# Problem details:
Render every line of the records below as a Markdown table with two columns, Row and Line, numbering each row and skipping blank lines. Leave the pictures out.
_____
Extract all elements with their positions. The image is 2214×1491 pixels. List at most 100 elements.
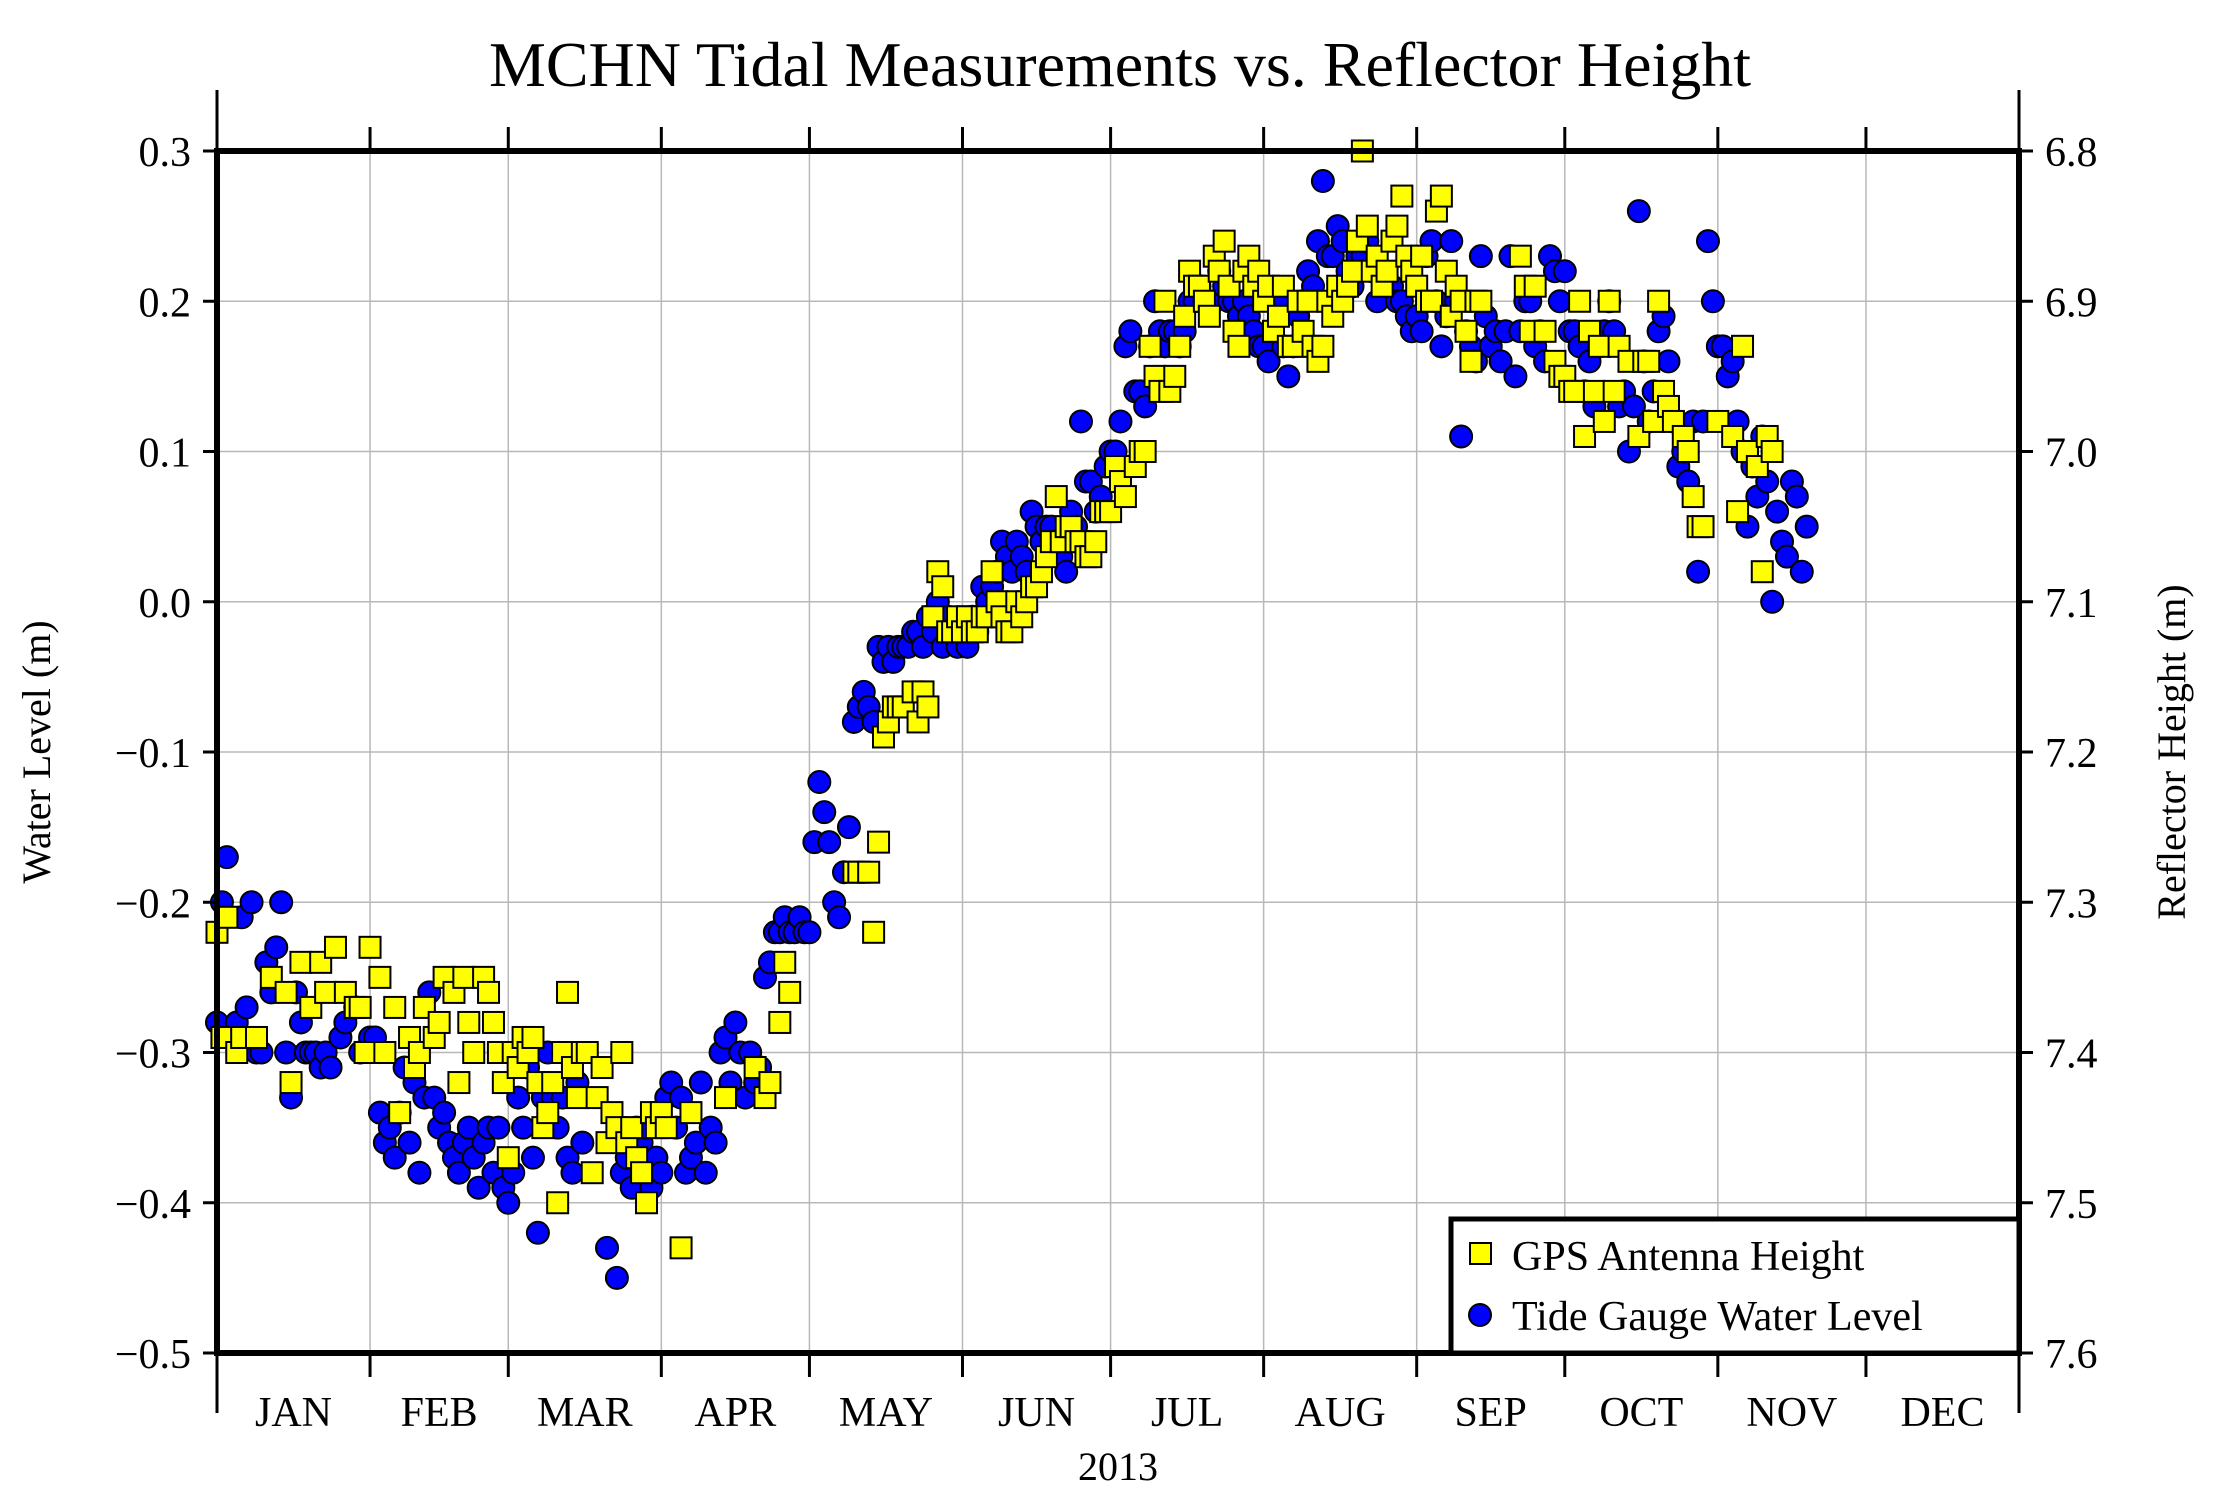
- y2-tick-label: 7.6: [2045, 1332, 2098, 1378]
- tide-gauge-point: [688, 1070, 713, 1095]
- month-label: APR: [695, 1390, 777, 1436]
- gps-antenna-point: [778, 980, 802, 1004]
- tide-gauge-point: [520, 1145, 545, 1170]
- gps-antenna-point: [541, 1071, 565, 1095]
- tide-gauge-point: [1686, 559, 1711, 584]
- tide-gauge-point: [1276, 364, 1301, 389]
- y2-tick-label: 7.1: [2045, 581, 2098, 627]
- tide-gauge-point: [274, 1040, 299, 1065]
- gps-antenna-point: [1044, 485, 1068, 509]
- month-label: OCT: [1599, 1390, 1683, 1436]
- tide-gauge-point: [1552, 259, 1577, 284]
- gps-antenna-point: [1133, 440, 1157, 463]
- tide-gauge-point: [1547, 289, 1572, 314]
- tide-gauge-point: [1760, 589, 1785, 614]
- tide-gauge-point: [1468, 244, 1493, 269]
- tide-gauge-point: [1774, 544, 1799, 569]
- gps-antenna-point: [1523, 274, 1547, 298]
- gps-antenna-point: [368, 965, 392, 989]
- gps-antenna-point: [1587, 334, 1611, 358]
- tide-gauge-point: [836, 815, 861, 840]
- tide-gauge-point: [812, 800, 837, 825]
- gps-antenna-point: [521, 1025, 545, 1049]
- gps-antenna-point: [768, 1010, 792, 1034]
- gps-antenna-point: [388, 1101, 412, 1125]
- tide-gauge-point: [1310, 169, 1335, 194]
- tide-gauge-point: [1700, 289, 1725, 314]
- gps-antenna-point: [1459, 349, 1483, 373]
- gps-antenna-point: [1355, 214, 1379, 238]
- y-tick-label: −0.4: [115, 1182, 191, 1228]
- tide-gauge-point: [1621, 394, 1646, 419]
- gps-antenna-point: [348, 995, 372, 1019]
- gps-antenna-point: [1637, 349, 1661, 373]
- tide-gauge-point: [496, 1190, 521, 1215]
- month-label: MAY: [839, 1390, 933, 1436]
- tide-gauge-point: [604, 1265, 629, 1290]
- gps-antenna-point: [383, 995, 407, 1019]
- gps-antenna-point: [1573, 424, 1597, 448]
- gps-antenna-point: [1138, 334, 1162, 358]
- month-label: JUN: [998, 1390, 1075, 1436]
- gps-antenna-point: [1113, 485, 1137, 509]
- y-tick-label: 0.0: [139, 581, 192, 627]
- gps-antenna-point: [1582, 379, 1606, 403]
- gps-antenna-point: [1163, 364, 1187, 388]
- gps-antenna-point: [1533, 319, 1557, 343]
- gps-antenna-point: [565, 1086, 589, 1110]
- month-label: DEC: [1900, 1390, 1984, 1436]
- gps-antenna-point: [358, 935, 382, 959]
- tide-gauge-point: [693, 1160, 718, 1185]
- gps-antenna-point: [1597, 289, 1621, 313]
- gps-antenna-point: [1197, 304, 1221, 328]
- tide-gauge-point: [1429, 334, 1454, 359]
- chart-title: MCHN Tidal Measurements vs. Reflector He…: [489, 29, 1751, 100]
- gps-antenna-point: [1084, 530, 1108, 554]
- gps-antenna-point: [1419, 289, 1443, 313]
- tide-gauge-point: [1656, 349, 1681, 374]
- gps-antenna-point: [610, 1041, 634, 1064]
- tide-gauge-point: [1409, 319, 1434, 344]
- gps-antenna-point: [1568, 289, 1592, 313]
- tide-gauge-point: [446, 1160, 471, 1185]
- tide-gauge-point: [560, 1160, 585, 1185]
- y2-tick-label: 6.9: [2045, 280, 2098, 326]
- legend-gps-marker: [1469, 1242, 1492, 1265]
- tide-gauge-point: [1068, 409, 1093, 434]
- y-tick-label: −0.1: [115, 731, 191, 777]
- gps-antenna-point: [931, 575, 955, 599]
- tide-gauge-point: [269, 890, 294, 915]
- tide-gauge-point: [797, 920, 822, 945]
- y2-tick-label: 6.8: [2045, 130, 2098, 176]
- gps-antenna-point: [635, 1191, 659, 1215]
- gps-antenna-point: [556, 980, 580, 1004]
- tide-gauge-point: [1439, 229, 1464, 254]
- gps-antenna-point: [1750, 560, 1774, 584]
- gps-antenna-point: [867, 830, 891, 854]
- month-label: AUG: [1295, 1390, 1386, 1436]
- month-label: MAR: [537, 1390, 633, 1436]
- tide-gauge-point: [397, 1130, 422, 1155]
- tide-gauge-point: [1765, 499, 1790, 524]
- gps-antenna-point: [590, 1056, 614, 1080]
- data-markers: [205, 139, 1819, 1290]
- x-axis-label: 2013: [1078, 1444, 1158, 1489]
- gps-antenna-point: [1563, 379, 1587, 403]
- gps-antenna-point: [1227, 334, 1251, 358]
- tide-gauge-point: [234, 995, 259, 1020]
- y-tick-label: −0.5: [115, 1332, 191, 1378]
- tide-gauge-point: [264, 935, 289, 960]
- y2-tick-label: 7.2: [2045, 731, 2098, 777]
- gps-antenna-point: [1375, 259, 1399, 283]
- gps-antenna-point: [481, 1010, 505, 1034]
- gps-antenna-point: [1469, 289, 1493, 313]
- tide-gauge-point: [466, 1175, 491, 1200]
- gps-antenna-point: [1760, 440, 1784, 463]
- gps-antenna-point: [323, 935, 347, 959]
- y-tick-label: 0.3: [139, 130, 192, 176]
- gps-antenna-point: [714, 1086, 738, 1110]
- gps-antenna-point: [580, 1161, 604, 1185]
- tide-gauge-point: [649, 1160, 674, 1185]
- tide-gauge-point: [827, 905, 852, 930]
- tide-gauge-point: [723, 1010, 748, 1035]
_____
# Result:
| Row | Line |
|---|---|
| 1 | Extract all elements with their positions. The image is 2214×1491 pixels. List at most 100 elements. |
| 2 | - y2-tick-label: 7.6: [2045, 1332, 2098, 1378] |
| 3 | - tide-gauge-point: [688, 1070, 713, 1095] |
| 4 | - month-label: APR: [695, 1390, 777, 1436] |
| 5 | - gps-antenna-point: [778, 980, 802, 1004] |
| 6 | - tide-gauge-point: [520, 1145, 545, 1170] |
| 7 | - gps-antenna-point: [541, 1071, 565, 1095] |
| 8 | - tide-gauge-point: [1686, 559, 1711, 584] |
| 9 | - tide-gauge-point: [1276, 364, 1301, 389] |
| 10 | - y2-tick-label: 7.1: [2045, 581, 2098, 627] |
| 11 | - tide-gauge-point: [274, 1040, 299, 1065] |
| 12 | - gps-antenna-point: [1044, 485, 1068, 509] |
| 13 | - month-label: OCT: [1599, 1390, 1683, 1436] |
| 14 | - tide-gauge-point: [1552, 259, 1577, 284] |
| 15 | - gps-antenna-point: [1133, 440, 1157, 463] |
| 16 | - tide-gauge-point: [1547, 289, 1572, 314] |
| 17 | - tide-gauge-point: [1760, 589, 1785, 614] |
| 18 | - tide-gauge-point: [1468, 244, 1493, 269] |
| 19 | - tide-gauge-point: [1774, 544, 1799, 569] |
| 20 | - gps-antenna-point: [1523, 274, 1547, 298] |
| 21 | - gps-antenna-point: [368, 965, 392, 989] |
| 22 | - gps-antenna-point: [1587, 334, 1611, 358] |
| 23 | - tide-gauge-point: [836, 815, 861, 840] |
| 24 | - tide-gauge-point: [812, 800, 837, 825] |
| 25 | - gps-antenna-point: [521, 1025, 545, 1049] |
| 26 | - gps-antenna-point: [768, 1010, 792, 1034] |
| 27 | - gps-antenna-point: [388, 1101, 412, 1125] |
| 28 | - tide-gauge-point: [1310, 169, 1335, 194] |
| 29 | - tide-gauge-point: [1700, 289, 1725, 314] |
| 30 | - gps-antenna-point: [1459, 349, 1483, 373] |
| 31 | - gps-antenna-point: [1355, 214, 1379, 238] |
| 32 | - y-tick-label: −0.4: [115, 1182, 191, 1228] |
| 33 | - tide-gauge-point: [1621, 394, 1646, 419] |
| 34 | - gps-antenna-point: [348, 995, 372, 1019] |
| 35 | - gps-antenna-point: [1637, 349, 1661, 373] |
| 36 | - tide-gauge-point: [496, 1190, 521, 1215] |
| 37 | - month-label: MAY: [839, 1390, 933, 1436] |
| 38 | - tide-gauge-point: [604, 1265, 629, 1290] |
| 39 | - gps-antenna-point: [383, 995, 407, 1019] |
| 40 | - gps-antenna-point: [1573, 424, 1597, 448] |
| 41 | - gps-antenna-point: [1138, 334, 1162, 358] |
| 42 | - month-label: JUN: [998, 1390, 1075, 1436] |
| 43 | - gps-antenna-point: [1113, 485, 1137, 509] |
| 44 | - y-tick-label: 0.0: [139, 581, 192, 627] |
| 45 | - gps-antenna-point: [1582, 379, 1606, 403] |
| 46 | - gps-antenna-point: [1163, 364, 1187, 388] |
| 47 | - gps-antenna-point: [1533, 319, 1557, 343] |
| 48 | - gps-antenna-point: [565, 1086, 589, 1110] |
| 49 | - month-label: DEC: [1900, 1390, 1984, 1436] |
| 50 | - gps-antenna-point: [358, 935, 382, 959] |
| 51 | - tide-gauge-point: [693, 1160, 718, 1185] |
| 52 | - gps-antenna-point: [1597, 289, 1621, 313] |
| 53 | - gps-antenna-point: [1197, 304, 1221, 328] |
| 54 | - tide-gauge-point: [1429, 334, 1454, 359] |
| 55 | - chart-title: MCHN Tidal Measurements vs. Reflector He…: [489, 29, 1751, 100] |
| 56 | - gps-antenna-point: [1084, 530, 1108, 554] |
| 57 | - gps-antenna-point: [1419, 289, 1443, 313] |
| 58 | - tide-gauge-point: [1656, 349, 1681, 374] |
| 59 | - gps-antenna-point: [610, 1041, 634, 1064] |
| 60 | - tide-gauge-point: [1409, 319, 1434, 344] |
| 61 | - gps-antenna-point: [1568, 289, 1592, 313] |
| 62 | - tide-gauge-point: [446, 1160, 471, 1185] |
| 63 | - tide-gauge-point: [560, 1160, 585, 1185] |
| 64 | - y2-tick-label: 6.9: [2045, 280, 2098, 326] |
| 65 | - legend-gps-marker: [1469, 1242, 1492, 1265] |
| 66 | - tide-gauge-point: [1068, 409, 1093, 434] |
| 67 | - y-tick-label: −0.1: [115, 731, 191, 777] |
| 68 | - gps-antenna-point: [931, 575, 955, 599] |
| 69 | - tide-gauge-point: [269, 890, 294, 915] |
| 70 | - tide-gauge-point: [797, 920, 822, 945] |
| 71 | - y2-tick-label: 6.8: [2045, 130, 2098, 176] |
| 72 | - gps-antenna-point: [635, 1191, 659, 1215] |
| 73 | - gps-antenna-point: [556, 980, 580, 1004] |
| 74 | - tide-gauge-point: [1439, 229, 1464, 254] |
| 75 | - gps-antenna-point: [1750, 560, 1774, 584] |
| 76 | - gps-antenna-point: [867, 830, 891, 854] |
| 77 | - month-label: AUG: [1295, 1390, 1386, 1436] |
| 78 | - month-label: MAR: [537, 1390, 633, 1436] |
| 79 | - tide-gauge-point: [397, 1130, 422, 1155] |
| 80 | - tide-gauge-point: [1765, 499, 1790, 524] |
| 81 | - gps-antenna-point: [590, 1056, 614, 1080] |
| 82 | - data-markers: [205, 139, 1819, 1290] |
| 83 | - x-axis-label: 2013: [1078, 1444, 1158, 1489] |
| 84 | - gps-antenna-point: [1563, 379, 1587, 403] |
| 85 | - gps-antenna-point: [1227, 334, 1251, 358] |
| 86 | - tide-gauge-point: [234, 995, 259, 1020] |
| 87 | - y-tick-label: −0.5: [115, 1332, 191, 1378] |
| 88 | - tide-gauge-point: [264, 935, 289, 960] |
| 89 | - y2-tick-label: 7.2: [2045, 731, 2098, 777] |
| 90 | - gps-antenna-point: [1375, 259, 1399, 283] |
| 91 | - gps-antenna-point: [481, 1010, 505, 1034] |
| 92 | - gps-antenna-point: [1469, 289, 1493, 313] |
| 93 | - tide-gauge-point: [466, 1175, 491, 1200] |
| 94 | - gps-antenna-point: [1760, 440, 1784, 463] |
| 95 | - gps-antenna-point: [323, 935, 347, 959] |
| 96 | - y-tick-label: 0.3: [139, 130, 192, 176] |
| 97 | - gps-antenna-point: [714, 1086, 738, 1110] |
| 98 | - gps-antenna-point: [580, 1161, 604, 1185] |
| 99 | - tide-gauge-point: [649, 1160, 674, 1185] |
| 100 | - tide-gauge-point: [827, 905, 852, 930] |
| 101 | - tide-gauge-point: [723, 1010, 748, 1035] |